Records from a collection
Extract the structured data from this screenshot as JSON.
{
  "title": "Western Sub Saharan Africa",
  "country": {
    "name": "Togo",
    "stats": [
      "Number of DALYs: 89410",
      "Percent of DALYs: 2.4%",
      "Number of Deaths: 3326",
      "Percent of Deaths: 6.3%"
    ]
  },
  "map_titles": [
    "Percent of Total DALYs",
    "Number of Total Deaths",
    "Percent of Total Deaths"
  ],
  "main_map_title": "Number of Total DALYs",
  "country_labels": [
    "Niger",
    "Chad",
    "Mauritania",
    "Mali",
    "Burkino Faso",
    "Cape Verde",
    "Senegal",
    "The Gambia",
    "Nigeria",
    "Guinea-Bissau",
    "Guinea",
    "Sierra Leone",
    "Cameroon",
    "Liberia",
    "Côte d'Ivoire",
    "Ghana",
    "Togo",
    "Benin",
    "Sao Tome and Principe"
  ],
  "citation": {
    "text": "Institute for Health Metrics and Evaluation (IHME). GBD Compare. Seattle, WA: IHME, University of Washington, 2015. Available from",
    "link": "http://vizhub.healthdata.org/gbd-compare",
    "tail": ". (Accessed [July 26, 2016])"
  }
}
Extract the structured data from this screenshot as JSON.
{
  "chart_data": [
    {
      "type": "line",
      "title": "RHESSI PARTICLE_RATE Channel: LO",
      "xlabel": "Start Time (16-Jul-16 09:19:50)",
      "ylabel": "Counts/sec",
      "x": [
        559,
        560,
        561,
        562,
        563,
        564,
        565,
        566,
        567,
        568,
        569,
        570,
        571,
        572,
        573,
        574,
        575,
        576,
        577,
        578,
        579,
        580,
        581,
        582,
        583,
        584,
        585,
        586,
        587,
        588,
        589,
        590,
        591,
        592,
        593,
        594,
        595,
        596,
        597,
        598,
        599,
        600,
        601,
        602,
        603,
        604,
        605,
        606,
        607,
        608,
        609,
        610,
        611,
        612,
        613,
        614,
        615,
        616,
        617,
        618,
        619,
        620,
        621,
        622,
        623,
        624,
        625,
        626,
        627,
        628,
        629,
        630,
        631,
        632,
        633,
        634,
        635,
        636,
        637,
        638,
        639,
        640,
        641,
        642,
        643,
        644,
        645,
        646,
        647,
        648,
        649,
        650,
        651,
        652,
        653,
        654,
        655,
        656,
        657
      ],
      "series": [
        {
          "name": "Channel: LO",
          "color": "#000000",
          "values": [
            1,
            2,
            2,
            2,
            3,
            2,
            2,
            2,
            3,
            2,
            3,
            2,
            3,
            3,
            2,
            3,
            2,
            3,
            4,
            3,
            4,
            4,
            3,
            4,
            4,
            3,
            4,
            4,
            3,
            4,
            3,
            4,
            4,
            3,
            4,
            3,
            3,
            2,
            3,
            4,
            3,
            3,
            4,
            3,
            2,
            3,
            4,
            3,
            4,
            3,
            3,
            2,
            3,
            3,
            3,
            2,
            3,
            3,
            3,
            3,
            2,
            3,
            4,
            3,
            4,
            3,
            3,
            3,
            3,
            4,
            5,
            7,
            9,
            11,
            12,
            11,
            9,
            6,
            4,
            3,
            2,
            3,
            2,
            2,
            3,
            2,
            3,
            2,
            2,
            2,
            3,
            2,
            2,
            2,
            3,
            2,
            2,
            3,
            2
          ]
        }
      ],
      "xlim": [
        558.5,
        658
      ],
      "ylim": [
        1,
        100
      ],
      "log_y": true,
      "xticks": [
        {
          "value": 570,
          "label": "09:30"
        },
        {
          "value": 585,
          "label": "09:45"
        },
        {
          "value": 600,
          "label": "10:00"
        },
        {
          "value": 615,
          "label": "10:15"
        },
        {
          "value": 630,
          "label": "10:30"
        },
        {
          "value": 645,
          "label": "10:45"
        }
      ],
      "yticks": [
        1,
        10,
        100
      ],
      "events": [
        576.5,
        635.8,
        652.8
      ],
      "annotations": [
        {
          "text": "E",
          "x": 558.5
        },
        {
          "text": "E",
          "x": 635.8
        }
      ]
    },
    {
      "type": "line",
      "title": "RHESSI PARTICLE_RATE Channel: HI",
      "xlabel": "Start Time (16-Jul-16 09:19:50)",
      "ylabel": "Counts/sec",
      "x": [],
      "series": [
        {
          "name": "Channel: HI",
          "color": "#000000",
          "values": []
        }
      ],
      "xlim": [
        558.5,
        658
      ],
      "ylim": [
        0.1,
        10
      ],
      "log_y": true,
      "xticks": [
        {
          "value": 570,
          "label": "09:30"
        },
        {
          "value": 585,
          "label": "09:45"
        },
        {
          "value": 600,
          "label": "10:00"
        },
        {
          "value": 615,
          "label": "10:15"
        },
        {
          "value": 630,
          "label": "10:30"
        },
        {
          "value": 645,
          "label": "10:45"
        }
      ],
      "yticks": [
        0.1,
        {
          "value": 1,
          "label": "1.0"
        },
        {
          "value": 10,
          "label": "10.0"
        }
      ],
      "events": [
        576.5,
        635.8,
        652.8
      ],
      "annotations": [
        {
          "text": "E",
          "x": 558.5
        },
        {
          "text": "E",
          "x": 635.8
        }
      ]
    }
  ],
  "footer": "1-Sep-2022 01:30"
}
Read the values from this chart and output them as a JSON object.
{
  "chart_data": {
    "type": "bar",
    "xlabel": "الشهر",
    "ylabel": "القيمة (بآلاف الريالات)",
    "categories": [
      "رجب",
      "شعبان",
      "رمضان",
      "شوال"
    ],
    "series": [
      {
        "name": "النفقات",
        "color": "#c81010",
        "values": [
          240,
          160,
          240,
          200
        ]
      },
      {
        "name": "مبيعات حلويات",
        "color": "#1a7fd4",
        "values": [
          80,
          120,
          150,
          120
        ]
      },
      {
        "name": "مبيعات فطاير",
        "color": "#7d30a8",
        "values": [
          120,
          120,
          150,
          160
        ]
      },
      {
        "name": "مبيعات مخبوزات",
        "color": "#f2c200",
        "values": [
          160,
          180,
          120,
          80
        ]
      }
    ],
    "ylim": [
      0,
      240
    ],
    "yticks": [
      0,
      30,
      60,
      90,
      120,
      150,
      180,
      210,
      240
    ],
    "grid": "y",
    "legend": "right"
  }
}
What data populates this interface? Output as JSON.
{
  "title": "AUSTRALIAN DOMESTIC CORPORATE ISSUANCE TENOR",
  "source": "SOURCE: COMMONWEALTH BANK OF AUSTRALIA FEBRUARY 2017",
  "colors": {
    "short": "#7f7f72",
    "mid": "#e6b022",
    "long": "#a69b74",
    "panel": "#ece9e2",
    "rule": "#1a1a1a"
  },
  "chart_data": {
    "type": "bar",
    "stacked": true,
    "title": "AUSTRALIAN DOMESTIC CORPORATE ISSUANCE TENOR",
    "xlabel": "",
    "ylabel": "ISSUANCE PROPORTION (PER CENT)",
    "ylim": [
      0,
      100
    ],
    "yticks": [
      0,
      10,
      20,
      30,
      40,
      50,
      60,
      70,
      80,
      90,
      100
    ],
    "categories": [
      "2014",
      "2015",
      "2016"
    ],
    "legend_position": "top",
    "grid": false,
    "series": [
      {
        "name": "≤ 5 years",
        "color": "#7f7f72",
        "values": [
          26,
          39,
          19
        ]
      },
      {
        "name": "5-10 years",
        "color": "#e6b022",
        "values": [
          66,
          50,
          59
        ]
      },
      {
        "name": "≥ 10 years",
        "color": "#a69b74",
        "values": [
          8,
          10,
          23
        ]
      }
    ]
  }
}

**EXERCISE**
Reproduce each entry word for word.

**SOLUTION**
Extract the structured data from this screenshot as JSON.
{
  "title": "Western Sub Saharan Africa",
  "country": {
    "name": "Togo",
    "stats": [
      "Number of DALYs: 89410",
      "Percent of DALYs: 2.4%",
      "Number of Deaths: 3326",
      "Percent of Deaths: 6.3%"
    ]
  },
  "map_titles": [
    "Percent of Total DALYs",
    "Number of Total Deaths",
    "Percent of Total Deaths"
  ],
  "main_map_title": "Number of Total DALYs",
  "country_labels": [
    "Niger",
    "Chad",
    "Mauritania",
    "Mali",
    "Burkino Faso",
    "Cape Verde",
    "Senegal",
    "The Gambia",
    "Nigeria",
    "Guinea-Bissau",
    "Guinea",
    "Sierra Leone",
    "Cameroon",
    "Liberia",
    "Côte d'Ivoire",
    "Ghana",
    "Togo",
    "Benin",
    "Sao Tome and Principe"
  ],
  "citation": {
    "text": "Institute for Health Metrics and Evaluation (IHME). GBD Compare. Seattle, WA: IHME, University of Washington, 2015. Available from",
    "link": "http://vizhub.healthdata.org/gbd-compare",
    "tail": ". (Accessed [July 26, 2016])"
  }
}
Extract the structured data from this screenshot as JSON.
{
  "chart_data": [
    {
      "type": "line",
      "title": "RHESSI PARTICLE_RATE Channel: LO",
      "xlabel": "Start Time (16-Jul-16 09:19:50)",
      "ylabel": "Counts/sec",
      "x": [
        559,
        560,
        561,
        562,
        563,
        564,
        565,
        566,
        567,
        568,
        569,
        570,
        571,
        572,
        573,
        574,
        575,
        576,
        577,
        578,
        579,
        580,
        581,
        582,
        583,
        584,
        585,
        586,
        587,
        588,
        589,
        590,
        591,
        592,
        593,
        594,
        595,
        596,
        597,
        598,
        599,
        600,
        601,
        602,
        603,
        604,
        605,
        606,
        607,
        608,
        609,
        610,
        611,
        612,
        613,
        614,
        615,
        616,
        617,
        618,
        619,
        620,
        621,
        622,
        623,
        624,
        625,
        626,
        627,
        628,
        629,
        630,
        631,
        632,
        633,
        634,
        635,
        636,
        637,
        638,
        639,
        640,
        641,
        642,
        643,
        644,
        645,
        646,
        647,
        648,
        649,
        650,
        651,
        652,
        653,
        654,
        655,
        656,
        657
      ],
      "series": [
        {
          "name": "Channel: LO",
          "color": "#000000",
          "values": [
            1,
            2,
            2,
            2,
            3,
            2,
            2,
            2,
            3,
            2,
            3,
            2,
            3,
            3,
            2,
            3,
            2,
            3,
            4,
            3,
            4,
            4,
            3,
            4,
            4,
            3,
            4,
            4,
            3,
            4,
            3,
            4,
            4,
            3,
            4,
            3,
            3,
            2,
            3,
            4,
            3,
            3,
            4,
            3,
            2,
            3,
            4,
            3,
            4,
            3,
            3,
            2,
            3,
            3,
            3,
            2,
            3,
            3,
            3,
            3,
            2,
            3,
            4,
            3,
            4,
            3,
            3,
            3,
            3,
            4,
            5,
            7,
            9,
            11,
            12,
            11,
            9,
            6,
            4,
            3,
            2,
            3,
            2,
            2,
            3,
            2,
            3,
            2,
            2,
            2,
            3,
            2,
            2,
            2,
            3,
            2,
            2,
            3,
            2
          ]
        }
      ],
      "xlim": [
        558.5,
        658
      ],
      "ylim": [
        1,
        100
      ],
      "log_y": true,
      "xticks": [
        {
          "value": 570,
          "label": "09:30"
        },
        {
          "value": 585,
          "label": "09:45"
        },
        {
          "value": 600,
          "label": "10:00"
        },
        {
          "value": 615,
          "label": "10:15"
        },
        {
          "value": 630,
          "label": "10:30"
        },
        {
          "value": 645,
          "label": "10:45"
        }
      ],
      "yticks": [
        1,
        10,
        100
      ],
      "events": [
        576.5,
        635.8,
        652.8
      ],
      "annotations": [
        {
          "text": "E",
          "x": 558.5
        },
        {
          "text": "E",
          "x": 635.8
        }
      ]
    },
    {
      "type": "line",
      "title": "RHESSI PARTICLE_RATE Channel: HI",
      "xlabel": "Start Time (16-Jul-16 09:19:50)",
      "ylabel": "Counts/sec",
      "x": [],
      "series": [
        {
          "name": "Channel: HI",
          "color": "#000000",
          "values": []
        }
      ],
      "xlim": [
        558.5,
        658
      ],
      "ylim": [
        0.1,
        10
      ],
      "log_y": true,
      "xticks": [
        {
          "value": 570,
          "label": "09:30"
        },
        {
          "value": 585,
          "label": "09:45"
        },
        {
          "value": 600,
          "label": "10:00"
        },
        {
          "value": 615,
          "label": "10:15"
        },
        {
          "value": 630,
          "label": "10:30"
        },
        {
          "value": 645,
          "label": "10:45"
        }
      ],
      "yticks": [
        0.1,
        {
          "value": 1,
          "label": "1.0"
        },
        {
          "value": 10,
          "label": "10.0"
        }
      ],
      "events": [
        576.5,
        635.8,
        652.8
      ],
      "annotations": [
        {
          "text": "E",
          "x": 558.5
        },
        {
          "text": "E",
          "x": 635.8
        }
      ]
    }
  ],
  "footer": "1-Sep-2022 01:30"
}
Read the values from this chart and output them as a JSON object.
{
  "chart_data": {
    "type": "bar",
    "xlabel": "الشهر",
    "ylabel": "القيمة (بآلاف الريالات)",
    "categories": [
      "رجب",
      "شعبان",
      "رمضان",
      "شوال"
    ],
    "series": [
      {
        "name": "النفقات",
        "color": "#c81010",
        "values": [
          240,
          160,
          240,
          200
        ]
      },
      {
        "name": "مبيعات حلويات",
        "color": "#1a7fd4",
        "values": [
          80,
          120,
          150,
          120
        ]
      },
      {
        "name": "مبيعات فطاير",
        "color": "#7d30a8",
        "values": [
          120,
          120,
          150,
          160
        ]
      },
      {
        "name": "مبيعات مخبوزات",
        "color": "#f2c200",
        "values": [
          160,
          180,
          120,
          80
        ]
      }
    ],
    "ylim": [
      0,
      240
    ],
    "yticks": [
      0,
      30,
      60,
      90,
      120,
      150,
      180,
      210,
      240
    ],
    "grid": "y",
    "legend": "right"
  }
}
What data populates this interface? Output as JSON.
{
  "title": "AUSTRALIAN DOMESTIC CORPORATE ISSUANCE TENOR",
  "source": "SOURCE: COMMONWEALTH BANK OF AUSTRALIA FEBRUARY 2017",
  "colors": {
    "short": "#7f7f72",
    "mid": "#e6b022",
    "long": "#a69b74",
    "panel": "#ece9e2",
    "rule": "#1a1a1a"
  },
  "chart_data": {
    "type": "bar",
    "stacked": true,
    "title": "AUSTRALIAN DOMESTIC CORPORATE ISSUANCE TENOR",
    "xlabel": "",
    "ylabel": "ISSUANCE PROPORTION (PER CENT)",
    "ylim": [
      0,
      100
    ],
    "yticks": [
      0,
      10,
      20,
      30,
      40,
      50,
      60,
      70,
      80,
      90,
      100
    ],
    "categories": [
      "2014",
      "2015",
      "2016"
    ],
    "legend_position": "top",
    "grid": false,
    "series": [
      {
        "name": "≤ 5 years",
        "color": "#7f7f72",
        "values": [
          26,
          39,
          19
        ]
      },
      {
        "name": "5-10 years",
        "color": "#e6b022",
        "values": [
          66,
          50,
          59
        ]
      },
      {
        "name": "≥ 10 years",
        "color": "#a69b74",
        "values": [
          8,
          10,
          23
        ]
      }
    ]
  }
}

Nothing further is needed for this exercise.